→ **REQUIREMENT**:
Word for word, please restate each record and pass over the pictures.

Data excerpts:
[Start of Attachment]
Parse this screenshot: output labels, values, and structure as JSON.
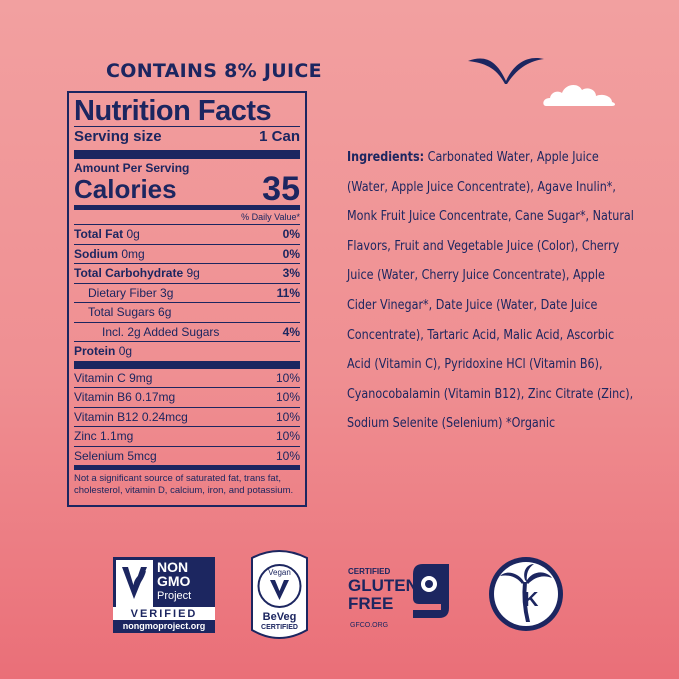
{
  "header": {
    "juice_text": "CONTAINS 8% JUICE"
  },
  "nutrition": {
    "title": "Nutrition Facts",
    "serving_label": "Serving size",
    "serving_value": "1 Can",
    "amount_per_serving": "Amount Per Serving",
    "calories_label": "Calories",
    "calories_value": "35",
    "dv_header": "% Daily Value*",
    "rows": [
      {
        "label": "Total Fat",
        "amount": "0g",
        "dv": "0%",
        "bold": true
      },
      {
        "label": "Sodium",
        "amount": "0mg",
        "dv": "0%",
        "bold": true
      },
      {
        "label": "Total Carbohydrate",
        "amount": "9g",
        "dv": "3%",
        "bold": true
      },
      {
        "label": "Dietary Fiber",
        "amount": "3g",
        "dv": "11%"
      },
      {
        "label": "Total Sugars",
        "amount": "6g",
        "dv": ""
      },
      {
        "label": "Incl. 2g Added Sugars",
        "amount": "",
        "dv": "4%"
      },
      {
        "label": "Protein",
        "amount": "0g",
        "dv": "",
        "bold": true
      }
    ],
    "vitamins": [
      {
        "label": "Vitamin C 9mg",
        "dv": "10%"
      },
      {
        "label": "Vitamin B6 0.17mg",
        "dv": "10%"
      },
      {
        "label": "Vitamin B12 0.24mcg",
        "dv": "10%"
      },
      {
        "label": "Zinc 1.1mg",
        "dv": "10%"
      },
      {
        "label": "Selenium 5mcg",
        "dv": "10%"
      }
    ],
    "footnote": "Not a significant source of saturated fat, trans fat, cholesterol, vitamin D, calcium, iron, and potassium."
  },
  "ingredients": {
    "lead": "Ingredients:",
    "text": "Carbonated Water, Apple Juice (Water, Apple Juice Concentrate), Agave Inulin*, Monk Fruit Juice Concentrate, Cane Sugar*, Natural Flavors, Fruit and Vegetable Juice (Color), Cherry Juice (Water, Cherry Juice Concentrate), Apple Cider Vinegar*, Date Juice (Water, Date Juice Concentrate), Tartaric Acid, Malic Acid, Ascorbic Acid (Vitamin C), Pyridoxine HCl (Vitamin B6), Cyanocobalamin (Vitamin B12), Zinc Citrate (Zinc), Sodium Selenite (Selenium) *Organic"
  },
  "badges": {
    "nongmo": {
      "line1": "NON",
      "line2": "GMO",
      "line3": "Project",
      "verified": "VERIFIED",
      "url": "nongmoproject.org"
    },
    "vegan": {
      "top": "Vegan",
      "mid": "BeVeg",
      "bottom": "CERTIFIED"
    },
    "gluten": {
      "certified": "CERTIFIED",
      "line1": "GLUTEN",
      "line2": "FREE",
      "url": "GFCO.ORG"
    },
    "kosher": {
      "letter": "K"
    }
  },
  "colors": {
    "navy": "#1c2660",
    "bg_top": "#f2a0a0",
    "bg_bottom": "#ea6f78"
  }
}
[End of Attachment]
→ **SOLUTION TO THIS PROBLEM**:
Parse this screenshot: output labels, values, and structure as JSON.
{
  "header": {
    "juice_text": "CONTAINS 8% JUICE"
  },
  "nutrition": {
    "title": "Nutrition Facts",
    "serving_label": "Serving size",
    "serving_value": "1 Can",
    "amount_per_serving": "Amount Per Serving",
    "calories_label": "Calories",
    "calories_value": "35",
    "dv_header": "% Daily Value*",
    "rows": [
      {
        "label": "Total Fat",
        "amount": "0g",
        "dv": "0%",
        "bold": true
      },
      {
        "label": "Sodium",
        "amount": "0mg",
        "dv": "0%",
        "bold": true
      },
      {
        "label": "Total Carbohydrate",
        "amount": "9g",
        "dv": "3%",
        "bold": true
      },
      {
        "label": "Dietary Fiber",
        "amount": "3g",
        "dv": "11%"
      },
      {
        "label": "Total Sugars",
        "amount": "6g",
        "dv": ""
      },
      {
        "label": "Incl. 2g Added Sugars",
        "amount": "",
        "dv": "4%"
      },
      {
        "label": "Protein",
        "amount": "0g",
        "dv": "",
        "bold": true
      }
    ],
    "vitamins": [
      {
        "label": "Vitamin C 9mg",
        "dv": "10%"
      },
      {
        "label": "Vitamin B6 0.17mg",
        "dv": "10%"
      },
      {
        "label": "Vitamin B12 0.24mcg",
        "dv": "10%"
      },
      {
        "label": "Zinc 1.1mg",
        "dv": "10%"
      },
      {
        "label": "Selenium 5mcg",
        "dv": "10%"
      }
    ],
    "footnote": "Not a significant source of saturated fat, trans fat, cholesterol, vitamin D, calcium, iron, and potassium."
  },
  "ingredients": {
    "lead": "Ingredients:",
    "text": "Carbonated Water, Apple Juice (Water, Apple Juice Concentrate), Agave Inulin*, Monk Fruit Juice Concentrate, Cane Sugar*, Natural Flavors, Fruit and Vegetable Juice (Color), Cherry Juice (Water, Cherry Juice Concentrate), Apple Cider Vinegar*, Date Juice (Water, Date Juice Concentrate), Tartaric Acid, Malic Acid, Ascorbic Acid (Vitamin C), Pyridoxine HCl (Vitamin B6), Cyanocobalamin (Vitamin B12), Zinc Citrate (Zinc), Sodium Selenite (Selenium) *Organic"
  },
  "badges": {
    "nongmo": {
      "line1": "NON",
      "line2": "GMO",
      "line3": "Project",
      "verified": "VERIFIED",
      "url": "nongmoproject.org"
    },
    "vegan": {
      "top": "Vegan",
      "mid": "BeVeg",
      "bottom": "CERTIFIED"
    },
    "gluten": {
      "certified": "CERTIFIED",
      "line1": "GLUTEN",
      "line2": "FREE",
      "url": "GFCO.ORG"
    },
    "kosher": {
      "letter": "K"
    }
  },
  "colors": {
    "navy": "#1c2660",
    "bg_top": "#f2a0a0",
    "bg_bottom": "#ea6f78"
  }
}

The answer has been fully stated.